WHAT YOU SHOULD DO: Can you transcribe the data exactly? Leave the pictures out.

(Recorded data)
________________________
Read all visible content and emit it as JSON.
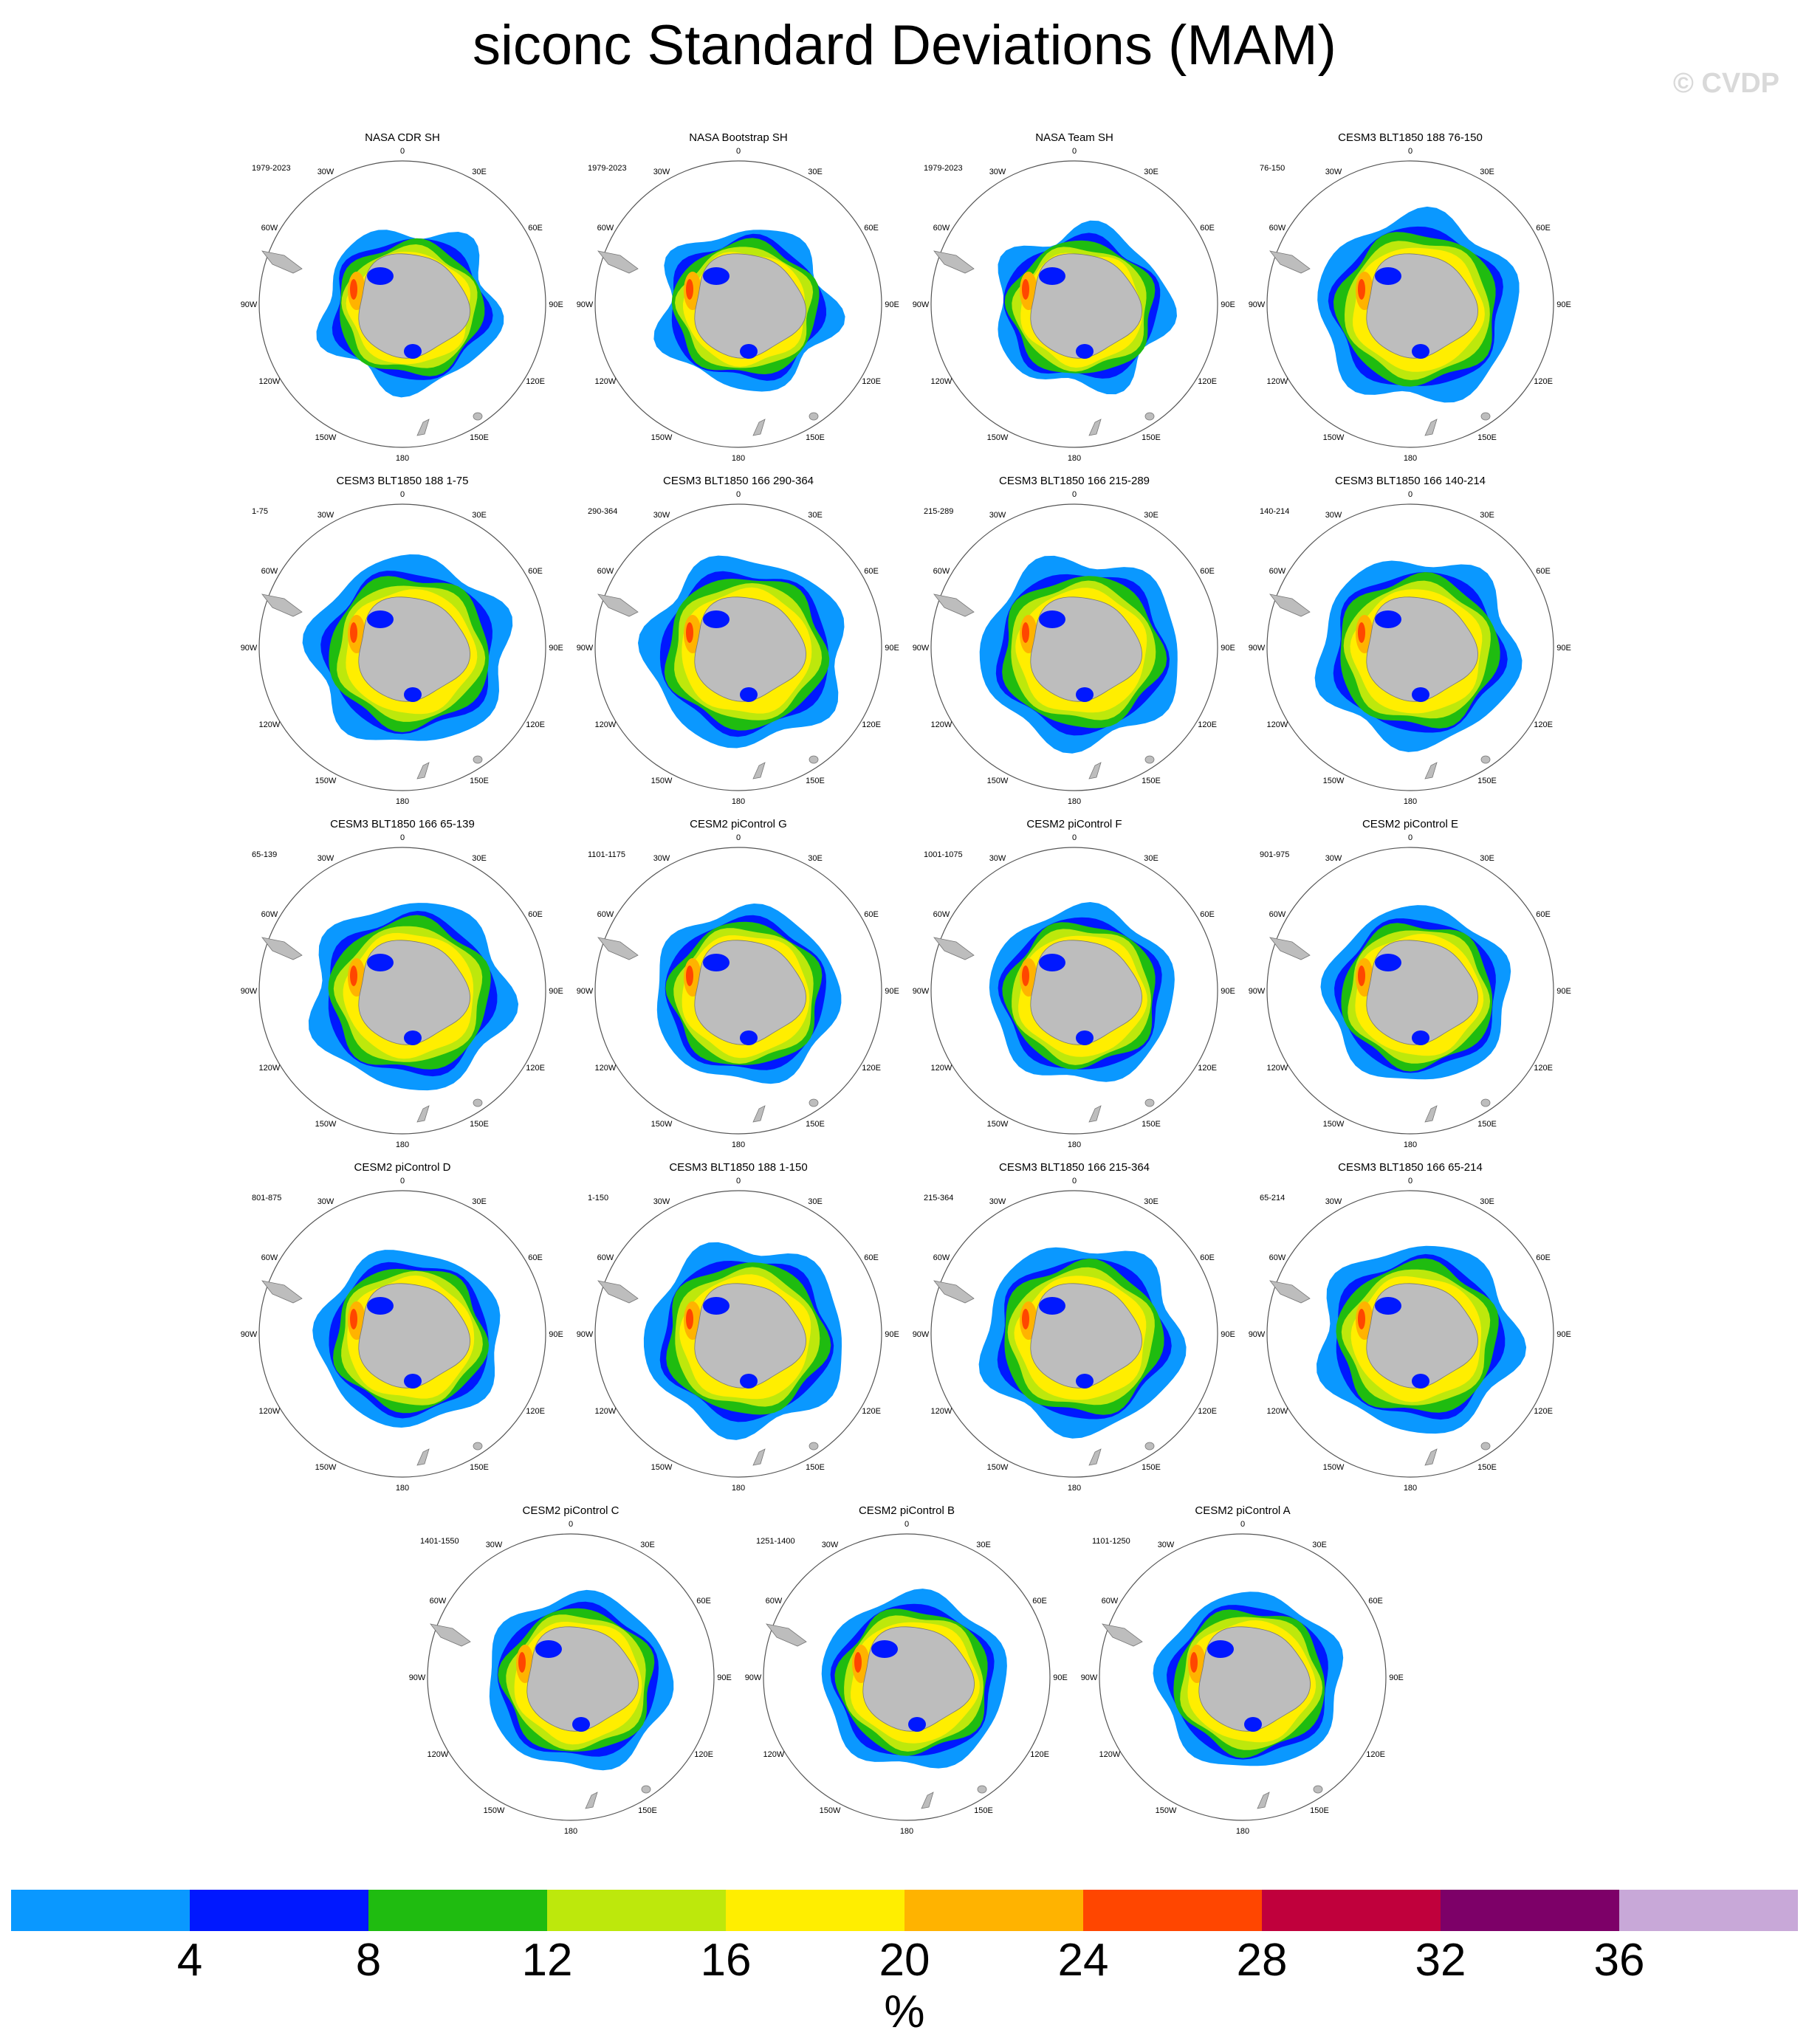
{
  "title": "siconc Standard Deviations (MAM)",
  "watermark": "© CVDP",
  "lon_labels": [
    "0",
    "30E",
    "60E",
    "90E",
    "120E",
    "150E",
    "180",
    "150W",
    "120W",
    "90W",
    "60W",
    "30W"
  ],
  "panels": [
    {
      "title": "NASA CDR SH",
      "years": "1979-2023",
      "style": "obs"
    },
    {
      "title": "NASA Bootstrap SH",
      "years": "1979-2023",
      "style": "obs"
    },
    {
      "title": "NASA Team SH",
      "years": "1979-2023",
      "style": "obs"
    },
    {
      "title": "CESM3 BLT1850 188 76-150",
      "years": "76-150",
      "style": "model"
    },
    {
      "title": "CESM3 BLT1850 188 1-75",
      "years": "1-75",
      "style": "model"
    },
    {
      "title": "CESM3 BLT1850 166 290-364",
      "years": "290-364",
      "style": "model"
    },
    {
      "title": "CESM3 BLT1850 166 215-289",
      "years": "215-289",
      "style": "model"
    },
    {
      "title": "CESM3 BLT1850 166 140-214",
      "years": "140-214",
      "style": "model"
    },
    {
      "title": "CESM3 BLT1850 166 65-139",
      "years": "65-139",
      "style": "model"
    },
    {
      "title": "CESM2 piControl G",
      "years": "1101-1175",
      "style": "cesm2"
    },
    {
      "title": "CESM2 piControl F",
      "years": "1001-1075",
      "style": "cesm2"
    },
    {
      "title": "CESM2 piControl E",
      "years": "901-975",
      "style": "cesm2"
    },
    {
      "title": "CESM2 piControl D",
      "years": "801-875",
      "style": "cesm2"
    },
    {
      "title": "CESM3 BLT1850 188 1-150",
      "years": "1-150",
      "style": "model"
    },
    {
      "title": "CESM3 BLT1850 166 215-364",
      "years": "215-364",
      "style": "model"
    },
    {
      "title": "CESM3 BLT1850 166 65-214",
      "years": "65-214",
      "style": "model"
    },
    {
      "title": "CESM2 piControl C",
      "years": "1401-1550",
      "style": "cesm2"
    },
    {
      "title": "CESM2 piControl B",
      "years": "1251-1400",
      "style": "cesm2"
    },
    {
      "title": "CESM2 piControl A",
      "years": "1101-1250",
      "style": "cesm2"
    }
  ],
  "colorbar": {
    "colors": [
      "#0a98ff",
      "#0018ff",
      "#1fbc10",
      "#bde80c",
      "#ffee00",
      "#ffb300",
      "#ff4600",
      "#c0003c",
      "#7d0068",
      "#c8a8d8"
    ],
    "ticks": [
      "4",
      "8",
      "12",
      "16",
      "20",
      "24",
      "28",
      "32",
      "36"
    ],
    "units": "%"
  }
}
________________________
ANSWER TO THIS PROBLEM:
Read all visible content and emit it as JSON.
{
  "title": "siconc Standard Deviations (MAM)",
  "watermark": "© CVDP",
  "lon_labels": [
    "0",
    "30E",
    "60E",
    "90E",
    "120E",
    "150E",
    "180",
    "150W",
    "120W",
    "90W",
    "60W",
    "30W"
  ],
  "panels": [
    {
      "title": "NASA CDR SH",
      "years": "1979-2023",
      "style": "obs"
    },
    {
      "title": "NASA Bootstrap SH",
      "years": "1979-2023",
      "style": "obs"
    },
    {
      "title": "NASA Team SH",
      "years": "1979-2023",
      "style": "obs"
    },
    {
      "title": "CESM3 BLT1850 188 76-150",
      "years": "76-150",
      "style": "model"
    },
    {
      "title": "CESM3 BLT1850 188 1-75",
      "years": "1-75",
      "style": "model"
    },
    {
      "title": "CESM3 BLT1850 166 290-364",
      "years": "290-364",
      "style": "model"
    },
    {
      "title": "CESM3 BLT1850 166 215-289",
      "years": "215-289",
      "style": "model"
    },
    {
      "title": "CESM3 BLT1850 166 140-214",
      "years": "140-214",
      "style": "model"
    },
    {
      "title": "CESM3 BLT1850 166 65-139",
      "years": "65-139",
      "style": "model"
    },
    {
      "title": "CESM2 piControl G",
      "years": "1101-1175",
      "style": "cesm2"
    },
    {
      "title": "CESM2 piControl F",
      "years": "1001-1075",
      "style": "cesm2"
    },
    {
      "title": "CESM2 piControl E",
      "years": "901-975",
      "style": "cesm2"
    },
    {
      "title": "CESM2 piControl D",
      "years": "801-875",
      "style": "cesm2"
    },
    {
      "title": "CESM3 BLT1850 188 1-150",
      "years": "1-150",
      "style": "model"
    },
    {
      "title": "CESM3 BLT1850 166 215-364",
      "years": "215-364",
      "style": "model"
    },
    {
      "title": "CESM3 BLT1850 166 65-214",
      "years": "65-214",
      "style": "model"
    },
    {
      "title": "CESM2 piControl C",
      "years": "1401-1550",
      "style": "cesm2"
    },
    {
      "title": "CESM2 piControl B",
      "years": "1251-1400",
      "style": "cesm2"
    },
    {
      "title": "CESM2 piControl A",
      "years": "1101-1250",
      "style": "cesm2"
    }
  ],
  "colorbar": {
    "colors": [
      "#0a98ff",
      "#0018ff",
      "#1fbc10",
      "#bde80c",
      "#ffee00",
      "#ffb300",
      "#ff4600",
      "#c0003c",
      "#7d0068",
      "#c8a8d8"
    ],
    "ticks": [
      "4",
      "8",
      "12",
      "16",
      "20",
      "24",
      "28",
      "32",
      "36"
    ],
    "units": "%"
  }
}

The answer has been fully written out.